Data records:
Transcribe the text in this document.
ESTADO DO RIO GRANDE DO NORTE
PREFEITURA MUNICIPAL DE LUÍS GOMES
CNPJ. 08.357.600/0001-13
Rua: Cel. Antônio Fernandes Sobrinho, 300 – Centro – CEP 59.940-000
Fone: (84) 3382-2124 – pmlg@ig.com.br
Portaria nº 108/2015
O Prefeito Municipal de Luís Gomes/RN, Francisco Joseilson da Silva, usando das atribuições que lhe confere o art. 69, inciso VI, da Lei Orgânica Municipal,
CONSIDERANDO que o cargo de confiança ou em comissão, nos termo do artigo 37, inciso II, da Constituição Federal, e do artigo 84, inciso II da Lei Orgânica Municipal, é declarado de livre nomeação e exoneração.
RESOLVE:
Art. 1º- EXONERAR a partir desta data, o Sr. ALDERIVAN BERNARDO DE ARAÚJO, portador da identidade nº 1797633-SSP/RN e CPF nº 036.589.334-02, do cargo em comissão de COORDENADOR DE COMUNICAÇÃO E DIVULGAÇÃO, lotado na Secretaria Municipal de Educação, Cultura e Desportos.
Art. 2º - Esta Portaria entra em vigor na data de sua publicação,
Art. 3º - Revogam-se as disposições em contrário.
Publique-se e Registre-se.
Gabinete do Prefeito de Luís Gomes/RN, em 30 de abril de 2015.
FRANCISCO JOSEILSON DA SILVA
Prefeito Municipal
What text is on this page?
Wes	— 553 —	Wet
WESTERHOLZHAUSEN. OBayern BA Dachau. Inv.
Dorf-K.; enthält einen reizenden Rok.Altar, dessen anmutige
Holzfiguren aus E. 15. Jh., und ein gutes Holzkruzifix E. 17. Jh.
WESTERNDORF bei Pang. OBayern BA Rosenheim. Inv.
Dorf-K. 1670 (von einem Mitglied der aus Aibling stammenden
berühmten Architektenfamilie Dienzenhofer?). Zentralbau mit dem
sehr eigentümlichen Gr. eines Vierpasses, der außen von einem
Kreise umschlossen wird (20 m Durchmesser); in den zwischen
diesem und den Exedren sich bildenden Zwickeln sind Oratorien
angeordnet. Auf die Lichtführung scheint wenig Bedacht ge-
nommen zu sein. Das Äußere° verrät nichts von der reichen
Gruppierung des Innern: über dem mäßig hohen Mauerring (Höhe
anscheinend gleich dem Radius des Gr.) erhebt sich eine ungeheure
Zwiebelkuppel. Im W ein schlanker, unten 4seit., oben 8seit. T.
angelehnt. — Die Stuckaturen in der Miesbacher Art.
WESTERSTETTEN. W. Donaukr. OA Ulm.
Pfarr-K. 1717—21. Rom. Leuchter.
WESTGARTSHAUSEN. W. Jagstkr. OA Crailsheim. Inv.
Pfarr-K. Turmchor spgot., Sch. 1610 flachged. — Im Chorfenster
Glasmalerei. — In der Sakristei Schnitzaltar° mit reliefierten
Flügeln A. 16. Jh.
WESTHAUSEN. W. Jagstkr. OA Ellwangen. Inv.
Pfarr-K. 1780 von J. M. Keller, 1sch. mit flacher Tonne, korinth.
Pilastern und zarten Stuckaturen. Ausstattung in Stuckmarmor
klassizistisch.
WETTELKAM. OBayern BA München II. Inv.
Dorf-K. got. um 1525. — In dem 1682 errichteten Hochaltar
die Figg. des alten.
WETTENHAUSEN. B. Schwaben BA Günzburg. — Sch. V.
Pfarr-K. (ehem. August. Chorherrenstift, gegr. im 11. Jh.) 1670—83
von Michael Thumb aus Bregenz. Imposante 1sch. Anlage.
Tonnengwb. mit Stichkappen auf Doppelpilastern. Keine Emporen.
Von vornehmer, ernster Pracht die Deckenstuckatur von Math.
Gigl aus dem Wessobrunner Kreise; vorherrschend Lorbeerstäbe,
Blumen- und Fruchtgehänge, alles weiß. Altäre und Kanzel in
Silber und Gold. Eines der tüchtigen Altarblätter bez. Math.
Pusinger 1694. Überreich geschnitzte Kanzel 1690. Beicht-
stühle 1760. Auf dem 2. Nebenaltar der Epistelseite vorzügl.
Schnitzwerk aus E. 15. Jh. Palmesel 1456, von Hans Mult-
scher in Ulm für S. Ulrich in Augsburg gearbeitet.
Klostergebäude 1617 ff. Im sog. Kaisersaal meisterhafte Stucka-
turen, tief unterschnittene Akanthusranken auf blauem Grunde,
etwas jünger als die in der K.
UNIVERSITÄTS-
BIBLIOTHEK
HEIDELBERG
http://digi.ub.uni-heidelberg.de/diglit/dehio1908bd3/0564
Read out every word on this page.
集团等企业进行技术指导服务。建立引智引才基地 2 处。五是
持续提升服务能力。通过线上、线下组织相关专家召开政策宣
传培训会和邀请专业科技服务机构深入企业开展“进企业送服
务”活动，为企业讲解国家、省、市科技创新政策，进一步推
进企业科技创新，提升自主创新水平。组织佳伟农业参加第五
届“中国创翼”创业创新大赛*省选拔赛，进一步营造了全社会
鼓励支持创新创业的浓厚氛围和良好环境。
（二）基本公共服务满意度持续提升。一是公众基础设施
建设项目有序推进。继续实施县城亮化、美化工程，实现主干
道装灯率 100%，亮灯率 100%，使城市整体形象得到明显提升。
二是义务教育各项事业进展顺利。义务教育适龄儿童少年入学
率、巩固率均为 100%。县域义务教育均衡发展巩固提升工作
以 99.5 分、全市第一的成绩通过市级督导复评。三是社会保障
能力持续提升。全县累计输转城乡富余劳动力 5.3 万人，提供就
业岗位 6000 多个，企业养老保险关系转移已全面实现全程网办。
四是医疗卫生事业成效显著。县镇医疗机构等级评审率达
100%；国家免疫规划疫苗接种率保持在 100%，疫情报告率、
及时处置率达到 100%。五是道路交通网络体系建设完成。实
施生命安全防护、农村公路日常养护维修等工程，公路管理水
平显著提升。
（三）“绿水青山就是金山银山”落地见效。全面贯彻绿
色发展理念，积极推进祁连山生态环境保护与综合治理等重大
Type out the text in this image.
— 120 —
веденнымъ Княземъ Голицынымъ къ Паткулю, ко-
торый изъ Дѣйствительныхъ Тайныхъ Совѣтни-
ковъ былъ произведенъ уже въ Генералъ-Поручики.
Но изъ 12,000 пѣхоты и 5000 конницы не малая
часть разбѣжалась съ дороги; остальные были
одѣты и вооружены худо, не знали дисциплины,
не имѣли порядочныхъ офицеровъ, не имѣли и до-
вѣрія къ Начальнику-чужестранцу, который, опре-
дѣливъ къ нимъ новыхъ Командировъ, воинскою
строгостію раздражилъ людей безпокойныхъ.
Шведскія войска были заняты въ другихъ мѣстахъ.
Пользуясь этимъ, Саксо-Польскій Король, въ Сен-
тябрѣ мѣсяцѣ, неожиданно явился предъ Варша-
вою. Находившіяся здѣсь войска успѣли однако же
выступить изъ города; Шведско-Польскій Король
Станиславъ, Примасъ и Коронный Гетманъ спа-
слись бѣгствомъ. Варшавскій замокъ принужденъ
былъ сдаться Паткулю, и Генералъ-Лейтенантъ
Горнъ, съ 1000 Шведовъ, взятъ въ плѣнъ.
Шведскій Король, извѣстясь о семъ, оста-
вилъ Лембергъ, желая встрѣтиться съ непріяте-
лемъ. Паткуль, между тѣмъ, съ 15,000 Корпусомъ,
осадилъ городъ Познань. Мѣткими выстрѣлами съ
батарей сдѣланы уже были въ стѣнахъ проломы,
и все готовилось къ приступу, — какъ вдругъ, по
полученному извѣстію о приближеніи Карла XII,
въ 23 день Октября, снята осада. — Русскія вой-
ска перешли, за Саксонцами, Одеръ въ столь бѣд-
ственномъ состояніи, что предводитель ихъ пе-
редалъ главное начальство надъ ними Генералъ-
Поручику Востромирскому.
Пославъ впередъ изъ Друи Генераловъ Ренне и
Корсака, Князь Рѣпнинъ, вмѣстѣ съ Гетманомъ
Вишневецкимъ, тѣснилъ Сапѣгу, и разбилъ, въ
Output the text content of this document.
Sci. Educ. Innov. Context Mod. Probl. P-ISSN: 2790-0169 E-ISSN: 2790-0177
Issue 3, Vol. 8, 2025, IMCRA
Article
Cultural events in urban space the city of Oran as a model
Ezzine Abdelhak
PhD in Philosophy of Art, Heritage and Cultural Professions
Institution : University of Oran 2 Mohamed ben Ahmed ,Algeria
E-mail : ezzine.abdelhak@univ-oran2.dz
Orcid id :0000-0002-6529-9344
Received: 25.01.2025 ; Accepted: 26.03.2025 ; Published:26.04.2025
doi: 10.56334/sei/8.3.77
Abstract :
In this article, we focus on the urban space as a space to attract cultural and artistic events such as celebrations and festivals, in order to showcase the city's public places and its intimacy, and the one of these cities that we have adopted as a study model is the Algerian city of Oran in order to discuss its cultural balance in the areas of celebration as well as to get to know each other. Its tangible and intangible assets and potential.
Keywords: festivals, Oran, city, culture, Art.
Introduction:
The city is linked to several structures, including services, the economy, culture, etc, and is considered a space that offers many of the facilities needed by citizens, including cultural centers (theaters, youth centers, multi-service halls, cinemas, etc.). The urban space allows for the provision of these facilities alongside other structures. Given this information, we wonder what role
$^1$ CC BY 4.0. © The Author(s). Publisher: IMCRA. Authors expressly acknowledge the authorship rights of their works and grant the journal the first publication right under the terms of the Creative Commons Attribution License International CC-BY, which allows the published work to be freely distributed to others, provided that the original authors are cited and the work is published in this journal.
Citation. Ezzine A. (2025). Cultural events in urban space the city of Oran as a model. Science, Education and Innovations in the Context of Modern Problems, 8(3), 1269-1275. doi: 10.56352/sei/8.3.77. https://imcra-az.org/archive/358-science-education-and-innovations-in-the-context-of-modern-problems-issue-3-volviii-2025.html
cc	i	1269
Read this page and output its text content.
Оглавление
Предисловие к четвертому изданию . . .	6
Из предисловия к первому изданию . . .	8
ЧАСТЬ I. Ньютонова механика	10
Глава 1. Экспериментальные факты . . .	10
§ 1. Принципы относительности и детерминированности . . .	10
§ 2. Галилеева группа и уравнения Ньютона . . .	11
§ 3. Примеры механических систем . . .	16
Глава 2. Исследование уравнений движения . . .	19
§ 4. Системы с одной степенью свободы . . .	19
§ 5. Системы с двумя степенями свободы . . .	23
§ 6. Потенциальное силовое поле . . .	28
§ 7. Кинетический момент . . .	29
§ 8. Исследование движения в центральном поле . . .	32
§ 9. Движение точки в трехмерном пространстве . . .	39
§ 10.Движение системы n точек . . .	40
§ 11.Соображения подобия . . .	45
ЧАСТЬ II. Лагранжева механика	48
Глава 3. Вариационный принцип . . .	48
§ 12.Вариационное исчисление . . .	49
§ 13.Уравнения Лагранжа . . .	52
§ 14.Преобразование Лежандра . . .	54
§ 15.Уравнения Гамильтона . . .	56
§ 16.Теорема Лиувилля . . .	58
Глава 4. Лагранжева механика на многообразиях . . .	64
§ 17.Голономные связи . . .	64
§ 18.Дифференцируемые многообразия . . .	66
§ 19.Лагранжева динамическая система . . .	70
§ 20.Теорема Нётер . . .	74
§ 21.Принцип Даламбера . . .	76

**STATED EXERCISE**
Reply with nothing but the number of lines in the data above that contain "Паткулю".

**RESPONSE**
2